- _WHAT YOU SHOULD DO_
Render the data that follows as a Markdown table with two columns, "Row" and "Line", giving each line a row number and leaving out blank lines.

::::::

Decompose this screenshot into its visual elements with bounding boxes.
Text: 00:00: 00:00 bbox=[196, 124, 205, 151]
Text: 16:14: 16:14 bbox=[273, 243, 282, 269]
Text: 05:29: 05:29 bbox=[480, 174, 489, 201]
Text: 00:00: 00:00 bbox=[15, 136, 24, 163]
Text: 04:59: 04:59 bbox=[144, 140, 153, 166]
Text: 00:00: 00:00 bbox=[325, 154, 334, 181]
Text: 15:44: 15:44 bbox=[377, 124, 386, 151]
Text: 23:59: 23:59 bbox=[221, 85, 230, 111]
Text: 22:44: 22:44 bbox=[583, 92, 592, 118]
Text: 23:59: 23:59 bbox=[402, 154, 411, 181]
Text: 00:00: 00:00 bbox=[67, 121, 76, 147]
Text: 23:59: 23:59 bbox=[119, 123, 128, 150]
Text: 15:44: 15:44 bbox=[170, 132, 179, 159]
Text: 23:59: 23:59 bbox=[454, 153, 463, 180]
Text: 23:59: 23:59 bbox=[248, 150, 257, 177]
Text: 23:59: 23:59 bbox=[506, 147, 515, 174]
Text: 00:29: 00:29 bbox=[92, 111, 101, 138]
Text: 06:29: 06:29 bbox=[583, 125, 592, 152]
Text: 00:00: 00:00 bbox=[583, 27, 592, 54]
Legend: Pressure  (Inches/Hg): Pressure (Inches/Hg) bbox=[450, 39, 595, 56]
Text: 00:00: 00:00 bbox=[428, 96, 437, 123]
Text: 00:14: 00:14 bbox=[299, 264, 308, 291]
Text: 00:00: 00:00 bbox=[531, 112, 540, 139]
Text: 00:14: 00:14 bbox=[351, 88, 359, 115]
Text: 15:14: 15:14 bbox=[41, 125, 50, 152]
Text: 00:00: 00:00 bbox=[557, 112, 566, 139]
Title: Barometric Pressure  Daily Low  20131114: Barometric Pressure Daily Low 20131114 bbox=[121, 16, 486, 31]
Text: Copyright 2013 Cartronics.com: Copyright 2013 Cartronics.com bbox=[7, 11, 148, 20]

::::::

- _FINISHED EXERCISE_
| Row | Line |
|---|---|
| 1 | Decompose this screenshot into its visual elements with bounding boxes. |
| 2 | Text: 00:00: 00:00 bbox=[196, 124, 205, 151] |
| 3 | Text: 16:14: 16:14 bbox=[273, 243, 282, 269] |
| 4 | Text: 05:29: 05:29 bbox=[480, 174, 489, 201] |
| 5 | Text: 00:00: 00:00 bbox=[15, 136, 24, 163] |
| 6 | Text: 04:59: 04:59 bbox=[144, 140, 153, 166] |
| 7 | Text: 00:00: 00:00 bbox=[325, 154, 334, 181] |
| 8 | Text: 15:44: 15:44 bbox=[377, 124, 386, 151] |
| 9 | Text: 23:59: 23:59 bbox=[221, 85, 230, 111] |
| 10 | Text: 22:44: 22:44 bbox=[583, 92, 592, 118] |
| 11 | Text: 23:59: 23:59 bbox=[402, 154, 411, 181] |
| 12 | Text: 00:00: 00:00 bbox=[67, 121, 76, 147] |
| 13 | Text: 23:59: 23:59 bbox=[119, 123, 128, 150] |
| 14 | Text: 15:44: 15:44 bbox=[170, 132, 179, 159] |
| 15 | Text: 23:59: 23:59 bbox=[454, 153, 463, 180] |
| 16 | Text: 23:59: 23:59 bbox=[248, 150, 257, 177] |
| 17 | Text: 23:59: 23:59 bbox=[506, 147, 515, 174] |
| 18 | Text: 00:29: 00:29 bbox=[92, 111, 101, 138] |
| 19 | Text: 06:29: 06:29 bbox=[583, 125, 592, 152] |
| 20 | Text: 00:00: 00:00 bbox=[583, 27, 592, 54] |
| 21 | Legend: Pressure  (Inches/Hg): Pressure (Inches/Hg) bbox=[450, 39, 595, 56] |
| 22 | Text: 00:00: 00:00 bbox=[428, 96, 437, 123] |
| 23 | Text: 00:14: 00:14 bbox=[299, 264, 308, 291] |
| 24 | Text: 00:00: 00:00 bbox=[531, 112, 540, 139] |
| 25 | Text: 00:14: 00:14 bbox=[351, 88, 359, 115] |
| 26 | Text: 15:14: 15:14 bbox=[41, 125, 50, 152] |
| 27 | Text: 00:00: 00:00 bbox=[557, 112, 566, 139] |
| 28 | Title: Barometric Pressure  Daily Low  20131114: Barometric Pressure Daily Low 20131114 bbox=[121, 16, 486, 31] |
| 29 | Text: Copyright 2013 Cartronics.com: Copyright 2013 Cartronics.com bbox=[7, 11, 148, 20] |